What is the number of lines in the data holding the word "log₁₀"? Give that number by itself.

== INPUT DATA

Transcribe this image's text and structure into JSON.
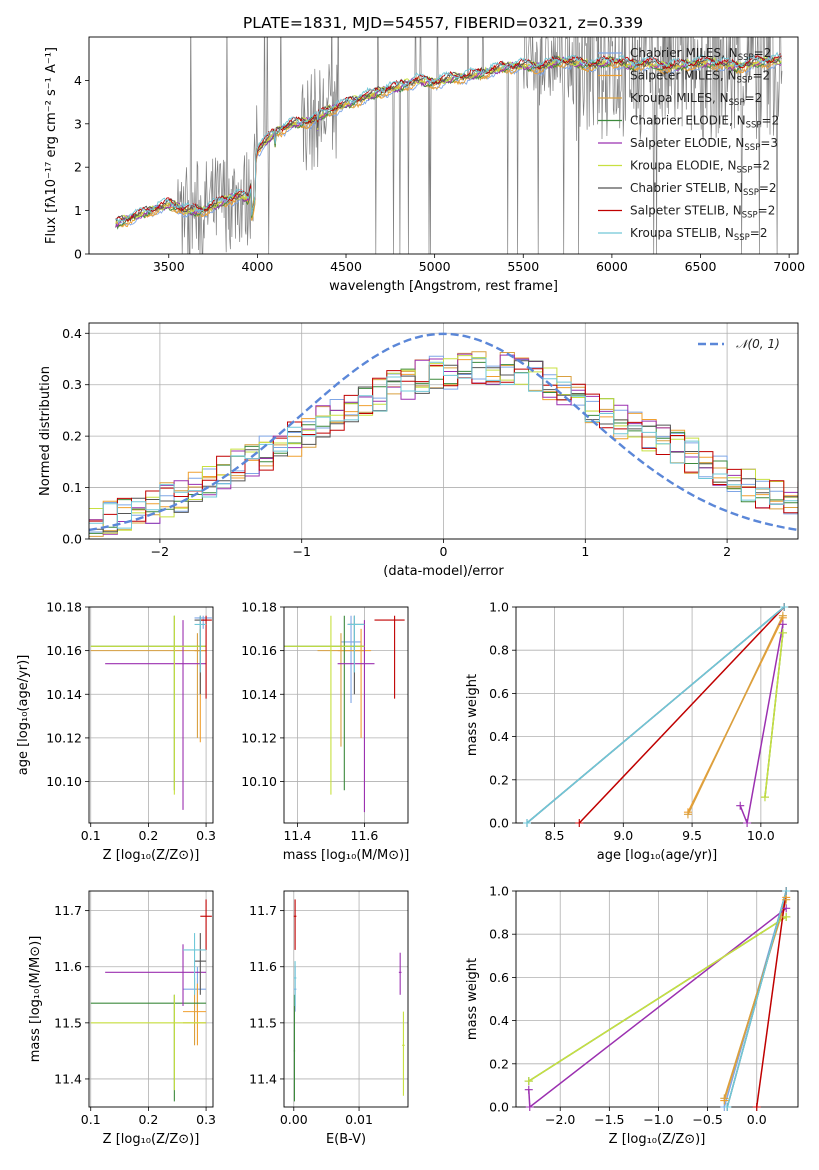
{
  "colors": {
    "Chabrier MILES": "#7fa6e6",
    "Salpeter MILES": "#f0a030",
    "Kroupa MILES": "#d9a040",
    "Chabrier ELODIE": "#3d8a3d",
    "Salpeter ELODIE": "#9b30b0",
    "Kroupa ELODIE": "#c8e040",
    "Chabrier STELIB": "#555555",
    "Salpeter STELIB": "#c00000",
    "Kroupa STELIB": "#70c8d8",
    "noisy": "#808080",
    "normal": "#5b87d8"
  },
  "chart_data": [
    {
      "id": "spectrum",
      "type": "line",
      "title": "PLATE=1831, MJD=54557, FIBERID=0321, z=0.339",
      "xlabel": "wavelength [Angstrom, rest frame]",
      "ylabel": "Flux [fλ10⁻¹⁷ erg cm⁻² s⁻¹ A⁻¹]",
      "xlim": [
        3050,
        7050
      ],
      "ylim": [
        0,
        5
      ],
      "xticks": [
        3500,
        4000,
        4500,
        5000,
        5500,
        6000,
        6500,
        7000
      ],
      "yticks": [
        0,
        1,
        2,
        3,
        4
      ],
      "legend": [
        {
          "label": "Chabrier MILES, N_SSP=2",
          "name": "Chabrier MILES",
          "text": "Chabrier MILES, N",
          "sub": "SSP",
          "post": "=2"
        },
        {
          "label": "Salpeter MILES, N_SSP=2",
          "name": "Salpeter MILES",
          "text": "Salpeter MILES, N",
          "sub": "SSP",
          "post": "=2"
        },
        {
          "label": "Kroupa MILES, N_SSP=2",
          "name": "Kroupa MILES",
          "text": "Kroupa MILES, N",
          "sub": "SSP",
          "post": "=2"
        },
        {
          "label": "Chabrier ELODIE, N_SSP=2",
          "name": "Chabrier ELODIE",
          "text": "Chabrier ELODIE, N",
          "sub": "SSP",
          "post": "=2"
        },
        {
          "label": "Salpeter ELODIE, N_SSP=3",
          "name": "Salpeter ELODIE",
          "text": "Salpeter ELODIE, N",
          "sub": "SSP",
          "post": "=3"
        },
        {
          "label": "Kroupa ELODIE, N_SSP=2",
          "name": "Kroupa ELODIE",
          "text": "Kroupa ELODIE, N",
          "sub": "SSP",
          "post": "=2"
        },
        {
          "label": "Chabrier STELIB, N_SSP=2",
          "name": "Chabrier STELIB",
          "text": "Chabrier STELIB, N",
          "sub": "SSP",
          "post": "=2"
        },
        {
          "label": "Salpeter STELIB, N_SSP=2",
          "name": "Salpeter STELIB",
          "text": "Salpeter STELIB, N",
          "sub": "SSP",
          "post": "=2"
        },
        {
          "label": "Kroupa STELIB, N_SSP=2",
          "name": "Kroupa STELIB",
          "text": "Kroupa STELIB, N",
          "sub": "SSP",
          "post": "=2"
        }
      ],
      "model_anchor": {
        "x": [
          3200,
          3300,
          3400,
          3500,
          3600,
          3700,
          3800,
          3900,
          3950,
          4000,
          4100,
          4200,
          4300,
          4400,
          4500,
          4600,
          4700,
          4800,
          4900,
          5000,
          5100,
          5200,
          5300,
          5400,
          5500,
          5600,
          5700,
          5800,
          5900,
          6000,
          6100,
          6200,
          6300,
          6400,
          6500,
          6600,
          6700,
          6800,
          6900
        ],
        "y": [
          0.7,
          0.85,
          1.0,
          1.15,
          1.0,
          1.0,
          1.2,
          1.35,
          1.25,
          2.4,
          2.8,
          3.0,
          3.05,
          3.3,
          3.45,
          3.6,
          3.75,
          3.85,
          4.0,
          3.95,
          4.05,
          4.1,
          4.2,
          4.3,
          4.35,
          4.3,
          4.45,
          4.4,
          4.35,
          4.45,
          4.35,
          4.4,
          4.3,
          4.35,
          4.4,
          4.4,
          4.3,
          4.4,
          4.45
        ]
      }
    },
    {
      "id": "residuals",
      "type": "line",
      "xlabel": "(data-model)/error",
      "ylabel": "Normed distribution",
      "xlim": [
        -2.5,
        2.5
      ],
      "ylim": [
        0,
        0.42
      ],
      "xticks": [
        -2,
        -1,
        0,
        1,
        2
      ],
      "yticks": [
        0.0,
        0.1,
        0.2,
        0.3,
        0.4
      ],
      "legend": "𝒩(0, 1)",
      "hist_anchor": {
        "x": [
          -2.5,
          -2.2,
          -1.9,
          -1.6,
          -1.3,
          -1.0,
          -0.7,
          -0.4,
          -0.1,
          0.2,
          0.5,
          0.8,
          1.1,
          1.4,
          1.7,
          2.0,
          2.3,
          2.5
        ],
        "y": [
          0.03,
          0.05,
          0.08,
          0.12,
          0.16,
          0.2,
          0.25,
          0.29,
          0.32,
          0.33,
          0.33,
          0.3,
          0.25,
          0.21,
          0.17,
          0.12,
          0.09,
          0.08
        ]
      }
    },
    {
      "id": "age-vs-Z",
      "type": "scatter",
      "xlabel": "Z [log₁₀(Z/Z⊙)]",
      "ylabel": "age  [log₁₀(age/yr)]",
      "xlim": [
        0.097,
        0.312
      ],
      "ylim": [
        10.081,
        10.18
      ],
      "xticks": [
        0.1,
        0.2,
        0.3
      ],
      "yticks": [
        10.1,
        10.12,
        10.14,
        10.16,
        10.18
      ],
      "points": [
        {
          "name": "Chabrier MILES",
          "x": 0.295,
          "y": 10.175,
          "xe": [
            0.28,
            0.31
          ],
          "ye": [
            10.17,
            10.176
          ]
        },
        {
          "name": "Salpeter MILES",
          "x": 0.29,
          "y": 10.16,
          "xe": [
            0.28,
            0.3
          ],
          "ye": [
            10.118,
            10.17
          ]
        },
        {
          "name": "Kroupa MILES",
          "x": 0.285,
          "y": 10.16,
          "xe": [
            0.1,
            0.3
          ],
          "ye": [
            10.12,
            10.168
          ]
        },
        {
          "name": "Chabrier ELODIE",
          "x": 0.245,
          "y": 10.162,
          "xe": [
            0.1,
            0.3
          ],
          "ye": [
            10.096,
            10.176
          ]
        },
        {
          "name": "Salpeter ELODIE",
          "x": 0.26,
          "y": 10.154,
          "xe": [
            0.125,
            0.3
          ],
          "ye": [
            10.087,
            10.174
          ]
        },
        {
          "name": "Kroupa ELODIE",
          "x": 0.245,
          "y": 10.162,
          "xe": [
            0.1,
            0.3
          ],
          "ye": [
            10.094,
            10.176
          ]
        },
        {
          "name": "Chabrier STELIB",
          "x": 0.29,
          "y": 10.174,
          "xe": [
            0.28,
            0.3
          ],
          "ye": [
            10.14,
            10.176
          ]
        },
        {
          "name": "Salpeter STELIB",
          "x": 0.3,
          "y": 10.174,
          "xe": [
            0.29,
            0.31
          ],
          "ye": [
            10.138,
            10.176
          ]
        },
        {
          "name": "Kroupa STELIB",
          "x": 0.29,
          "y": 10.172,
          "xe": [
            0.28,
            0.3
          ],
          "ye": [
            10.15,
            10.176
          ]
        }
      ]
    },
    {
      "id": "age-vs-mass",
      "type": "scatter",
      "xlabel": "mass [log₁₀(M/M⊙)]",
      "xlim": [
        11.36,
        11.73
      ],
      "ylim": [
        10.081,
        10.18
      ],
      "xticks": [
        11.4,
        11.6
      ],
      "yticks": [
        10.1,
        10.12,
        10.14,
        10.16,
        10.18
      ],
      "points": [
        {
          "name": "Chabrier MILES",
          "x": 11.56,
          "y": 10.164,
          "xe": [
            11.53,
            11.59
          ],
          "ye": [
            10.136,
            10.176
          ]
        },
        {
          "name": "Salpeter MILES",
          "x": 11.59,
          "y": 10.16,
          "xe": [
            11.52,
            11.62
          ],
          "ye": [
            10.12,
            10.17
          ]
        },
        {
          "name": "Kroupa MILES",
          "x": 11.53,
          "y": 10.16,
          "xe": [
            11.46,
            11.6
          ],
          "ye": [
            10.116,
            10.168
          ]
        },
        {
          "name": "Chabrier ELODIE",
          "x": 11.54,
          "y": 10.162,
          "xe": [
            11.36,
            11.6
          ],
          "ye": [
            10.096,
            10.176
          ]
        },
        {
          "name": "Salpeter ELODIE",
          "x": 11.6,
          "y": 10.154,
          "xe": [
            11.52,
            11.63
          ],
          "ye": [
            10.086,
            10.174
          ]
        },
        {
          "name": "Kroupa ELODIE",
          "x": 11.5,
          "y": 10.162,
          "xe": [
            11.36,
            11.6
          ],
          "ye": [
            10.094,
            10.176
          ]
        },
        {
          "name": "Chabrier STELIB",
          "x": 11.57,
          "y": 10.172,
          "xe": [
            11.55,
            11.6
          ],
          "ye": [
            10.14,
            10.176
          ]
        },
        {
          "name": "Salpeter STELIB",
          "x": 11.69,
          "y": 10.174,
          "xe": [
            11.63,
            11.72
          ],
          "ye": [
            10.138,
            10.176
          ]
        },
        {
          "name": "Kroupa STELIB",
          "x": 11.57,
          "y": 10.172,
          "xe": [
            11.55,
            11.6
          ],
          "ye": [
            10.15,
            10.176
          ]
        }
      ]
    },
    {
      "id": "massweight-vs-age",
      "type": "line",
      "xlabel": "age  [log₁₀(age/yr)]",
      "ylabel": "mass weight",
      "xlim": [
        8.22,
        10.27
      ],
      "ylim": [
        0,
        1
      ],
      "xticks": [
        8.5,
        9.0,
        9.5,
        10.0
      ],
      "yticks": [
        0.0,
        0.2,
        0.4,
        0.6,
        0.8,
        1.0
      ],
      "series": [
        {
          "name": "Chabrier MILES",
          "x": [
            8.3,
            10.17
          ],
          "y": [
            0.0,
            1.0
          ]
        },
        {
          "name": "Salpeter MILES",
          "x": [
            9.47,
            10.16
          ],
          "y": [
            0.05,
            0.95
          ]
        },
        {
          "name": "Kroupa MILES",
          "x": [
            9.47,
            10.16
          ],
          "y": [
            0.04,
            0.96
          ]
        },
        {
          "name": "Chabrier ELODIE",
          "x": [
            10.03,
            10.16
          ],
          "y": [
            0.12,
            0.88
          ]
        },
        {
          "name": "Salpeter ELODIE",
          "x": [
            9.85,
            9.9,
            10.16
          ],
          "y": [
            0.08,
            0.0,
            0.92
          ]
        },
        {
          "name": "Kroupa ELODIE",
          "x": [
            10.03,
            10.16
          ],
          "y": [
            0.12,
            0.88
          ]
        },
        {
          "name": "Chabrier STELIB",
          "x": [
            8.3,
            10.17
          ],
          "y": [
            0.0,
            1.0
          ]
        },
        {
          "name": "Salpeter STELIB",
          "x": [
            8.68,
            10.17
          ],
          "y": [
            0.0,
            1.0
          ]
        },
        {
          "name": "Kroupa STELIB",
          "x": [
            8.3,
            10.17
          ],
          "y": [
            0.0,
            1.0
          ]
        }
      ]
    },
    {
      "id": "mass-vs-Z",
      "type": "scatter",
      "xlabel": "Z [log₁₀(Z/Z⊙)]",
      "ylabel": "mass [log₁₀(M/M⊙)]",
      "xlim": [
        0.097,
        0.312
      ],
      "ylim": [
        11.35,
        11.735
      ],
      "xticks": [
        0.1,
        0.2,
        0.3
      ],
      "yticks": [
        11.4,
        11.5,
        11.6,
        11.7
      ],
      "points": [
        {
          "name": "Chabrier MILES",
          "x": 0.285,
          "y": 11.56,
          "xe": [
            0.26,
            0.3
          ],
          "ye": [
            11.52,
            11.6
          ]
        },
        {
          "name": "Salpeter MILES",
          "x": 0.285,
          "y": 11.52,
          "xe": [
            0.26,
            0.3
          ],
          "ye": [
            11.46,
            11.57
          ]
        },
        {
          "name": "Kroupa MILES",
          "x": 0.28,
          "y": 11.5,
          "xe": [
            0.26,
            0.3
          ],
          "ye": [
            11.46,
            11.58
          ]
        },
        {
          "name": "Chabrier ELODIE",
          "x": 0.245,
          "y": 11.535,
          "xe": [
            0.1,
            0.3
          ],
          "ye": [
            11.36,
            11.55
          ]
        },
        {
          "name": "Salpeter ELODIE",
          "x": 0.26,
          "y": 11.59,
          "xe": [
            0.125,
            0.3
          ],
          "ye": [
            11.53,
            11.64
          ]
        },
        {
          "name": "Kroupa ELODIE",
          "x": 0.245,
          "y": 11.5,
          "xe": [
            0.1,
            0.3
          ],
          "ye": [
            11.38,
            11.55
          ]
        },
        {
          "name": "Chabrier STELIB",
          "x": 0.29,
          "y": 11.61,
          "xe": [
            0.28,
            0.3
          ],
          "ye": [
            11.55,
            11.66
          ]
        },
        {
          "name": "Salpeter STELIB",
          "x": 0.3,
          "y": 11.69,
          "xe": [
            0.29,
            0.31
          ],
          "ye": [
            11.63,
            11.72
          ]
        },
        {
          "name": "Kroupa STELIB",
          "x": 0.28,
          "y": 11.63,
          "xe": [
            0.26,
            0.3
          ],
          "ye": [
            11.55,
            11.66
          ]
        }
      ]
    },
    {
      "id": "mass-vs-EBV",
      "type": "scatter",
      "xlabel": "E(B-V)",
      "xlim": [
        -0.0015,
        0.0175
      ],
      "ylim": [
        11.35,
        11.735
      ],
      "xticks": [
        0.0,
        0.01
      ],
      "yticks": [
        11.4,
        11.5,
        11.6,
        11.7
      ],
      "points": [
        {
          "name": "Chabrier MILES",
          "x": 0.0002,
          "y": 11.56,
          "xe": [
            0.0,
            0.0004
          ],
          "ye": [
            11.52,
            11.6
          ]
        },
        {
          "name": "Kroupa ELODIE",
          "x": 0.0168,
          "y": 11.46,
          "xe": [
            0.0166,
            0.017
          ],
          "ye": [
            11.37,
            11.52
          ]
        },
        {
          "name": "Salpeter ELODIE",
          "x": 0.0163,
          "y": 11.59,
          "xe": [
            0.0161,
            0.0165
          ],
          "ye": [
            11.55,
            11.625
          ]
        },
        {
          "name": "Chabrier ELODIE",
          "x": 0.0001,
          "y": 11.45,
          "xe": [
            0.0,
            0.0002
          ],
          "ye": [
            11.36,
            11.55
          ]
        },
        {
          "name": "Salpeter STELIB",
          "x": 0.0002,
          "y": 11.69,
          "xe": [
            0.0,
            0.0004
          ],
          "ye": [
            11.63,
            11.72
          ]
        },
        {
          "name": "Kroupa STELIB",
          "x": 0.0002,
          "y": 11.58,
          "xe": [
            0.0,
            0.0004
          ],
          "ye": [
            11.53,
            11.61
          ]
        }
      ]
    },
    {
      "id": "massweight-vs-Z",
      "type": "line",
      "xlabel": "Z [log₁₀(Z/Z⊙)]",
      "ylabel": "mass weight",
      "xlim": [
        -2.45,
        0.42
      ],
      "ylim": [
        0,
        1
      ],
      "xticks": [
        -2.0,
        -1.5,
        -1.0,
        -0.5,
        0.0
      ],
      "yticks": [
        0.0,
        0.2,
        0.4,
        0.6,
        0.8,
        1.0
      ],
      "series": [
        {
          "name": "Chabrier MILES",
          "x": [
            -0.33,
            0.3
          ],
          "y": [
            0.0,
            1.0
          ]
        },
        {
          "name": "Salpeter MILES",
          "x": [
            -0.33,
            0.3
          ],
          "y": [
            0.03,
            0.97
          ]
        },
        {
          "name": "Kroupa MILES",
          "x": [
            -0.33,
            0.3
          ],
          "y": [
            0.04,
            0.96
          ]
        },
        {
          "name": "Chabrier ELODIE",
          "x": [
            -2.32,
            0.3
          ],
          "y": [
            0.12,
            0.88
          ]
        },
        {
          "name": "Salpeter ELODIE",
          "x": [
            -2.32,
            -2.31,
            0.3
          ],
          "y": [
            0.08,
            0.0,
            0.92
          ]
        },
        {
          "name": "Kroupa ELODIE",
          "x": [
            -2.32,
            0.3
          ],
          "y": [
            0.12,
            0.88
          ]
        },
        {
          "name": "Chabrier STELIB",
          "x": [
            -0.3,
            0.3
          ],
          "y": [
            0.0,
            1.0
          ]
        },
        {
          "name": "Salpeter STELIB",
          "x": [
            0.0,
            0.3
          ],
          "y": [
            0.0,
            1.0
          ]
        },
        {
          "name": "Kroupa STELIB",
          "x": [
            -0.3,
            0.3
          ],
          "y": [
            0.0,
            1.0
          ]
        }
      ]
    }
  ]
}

====

REPLY
7